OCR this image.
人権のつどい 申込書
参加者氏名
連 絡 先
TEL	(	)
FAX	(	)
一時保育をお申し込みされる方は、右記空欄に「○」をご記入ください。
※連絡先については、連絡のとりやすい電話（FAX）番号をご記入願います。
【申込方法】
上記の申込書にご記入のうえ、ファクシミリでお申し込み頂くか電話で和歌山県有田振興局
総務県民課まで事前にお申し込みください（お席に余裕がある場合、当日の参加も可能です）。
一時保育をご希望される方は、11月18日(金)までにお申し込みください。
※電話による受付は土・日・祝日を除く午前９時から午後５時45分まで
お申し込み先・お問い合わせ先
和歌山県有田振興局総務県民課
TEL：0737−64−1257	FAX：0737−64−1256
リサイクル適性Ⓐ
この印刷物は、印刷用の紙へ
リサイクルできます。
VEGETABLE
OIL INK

#####

# Prompt:
Set down all of the records shown above once more, exactly.

# Final answer:
OCR this image.
人権のつどい 申込書
参加者氏名
連 絡 先
TEL	(	)
FAX	(	)
一時保育をお申し込みされる方は、右記空欄に「○」をご記入ください。
※連絡先については、連絡のとりやすい電話（FAX）番号をご記入願います。
【申込方法】
上記の申込書にご記入のうえ、ファクシミリでお申し込み頂くか電話で和歌山県有田振興局
総務県民課まで事前にお申し込みください（お席に余裕がある場合、当日の参加も可能です）。
一時保育をご希望される方は、11月18日(金)までにお申し込みください。
※電話による受付は土・日・祝日を除く午前９時から午後５時45分まで
お申し込み先・お問い合わせ先
和歌山県有田振興局総務県民課
TEL：0737−64−1257	FAX：0737−64−1256
リサイクル適性Ⓐ
この印刷物は、印刷用の紙へ
リサイクルできます。
VEGETABLE
OIL INK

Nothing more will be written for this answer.